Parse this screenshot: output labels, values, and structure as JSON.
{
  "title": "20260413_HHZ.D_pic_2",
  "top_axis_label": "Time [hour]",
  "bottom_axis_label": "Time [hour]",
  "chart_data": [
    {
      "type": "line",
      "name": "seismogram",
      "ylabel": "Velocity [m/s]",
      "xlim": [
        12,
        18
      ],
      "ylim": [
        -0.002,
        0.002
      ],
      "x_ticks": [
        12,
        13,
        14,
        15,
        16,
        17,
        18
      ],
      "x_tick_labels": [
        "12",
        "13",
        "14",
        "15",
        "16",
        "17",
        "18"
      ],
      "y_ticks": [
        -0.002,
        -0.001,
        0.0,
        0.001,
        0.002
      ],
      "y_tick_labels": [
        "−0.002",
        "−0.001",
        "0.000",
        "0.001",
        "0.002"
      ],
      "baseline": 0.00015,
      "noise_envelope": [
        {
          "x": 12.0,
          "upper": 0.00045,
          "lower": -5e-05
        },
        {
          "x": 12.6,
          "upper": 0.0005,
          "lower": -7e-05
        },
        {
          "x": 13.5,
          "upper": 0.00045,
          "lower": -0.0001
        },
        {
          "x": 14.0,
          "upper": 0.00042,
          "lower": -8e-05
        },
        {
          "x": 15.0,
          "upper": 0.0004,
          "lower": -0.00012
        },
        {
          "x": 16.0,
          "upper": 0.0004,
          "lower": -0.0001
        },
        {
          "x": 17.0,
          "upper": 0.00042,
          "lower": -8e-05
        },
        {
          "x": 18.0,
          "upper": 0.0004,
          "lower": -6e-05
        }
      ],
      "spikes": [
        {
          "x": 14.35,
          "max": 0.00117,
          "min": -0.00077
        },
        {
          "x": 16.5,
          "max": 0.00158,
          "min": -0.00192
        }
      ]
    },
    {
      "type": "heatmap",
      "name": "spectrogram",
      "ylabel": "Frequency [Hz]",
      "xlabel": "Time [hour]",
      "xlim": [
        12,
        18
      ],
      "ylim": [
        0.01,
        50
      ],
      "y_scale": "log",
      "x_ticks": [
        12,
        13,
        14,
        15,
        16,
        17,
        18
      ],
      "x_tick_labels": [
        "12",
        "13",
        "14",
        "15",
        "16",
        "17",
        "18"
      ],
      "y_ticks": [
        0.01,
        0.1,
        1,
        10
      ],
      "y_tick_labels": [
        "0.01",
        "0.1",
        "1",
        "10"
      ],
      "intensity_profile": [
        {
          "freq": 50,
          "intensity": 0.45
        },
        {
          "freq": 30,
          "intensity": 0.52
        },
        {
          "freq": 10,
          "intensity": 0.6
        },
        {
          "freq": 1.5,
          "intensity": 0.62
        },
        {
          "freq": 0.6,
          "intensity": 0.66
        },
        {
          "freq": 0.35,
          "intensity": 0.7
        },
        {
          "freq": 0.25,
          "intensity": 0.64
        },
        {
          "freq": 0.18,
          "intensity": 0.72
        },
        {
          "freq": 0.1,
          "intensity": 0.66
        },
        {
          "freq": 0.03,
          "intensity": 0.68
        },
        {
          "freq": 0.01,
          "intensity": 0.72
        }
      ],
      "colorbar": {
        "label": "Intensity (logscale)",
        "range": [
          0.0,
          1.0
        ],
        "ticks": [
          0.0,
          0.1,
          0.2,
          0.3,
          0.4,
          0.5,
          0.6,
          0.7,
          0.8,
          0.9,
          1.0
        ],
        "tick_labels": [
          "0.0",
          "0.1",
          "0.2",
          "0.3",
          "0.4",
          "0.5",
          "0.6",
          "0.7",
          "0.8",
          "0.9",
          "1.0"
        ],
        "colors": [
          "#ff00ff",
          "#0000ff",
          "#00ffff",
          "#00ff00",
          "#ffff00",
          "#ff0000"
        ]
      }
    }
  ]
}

* [WHAT THE TASK REQUIRES]:
Looking at the listing above, how many of its lines contain the string "Time"? Give the number alone.

* [ANSWER TO THE PROBLEM]:
3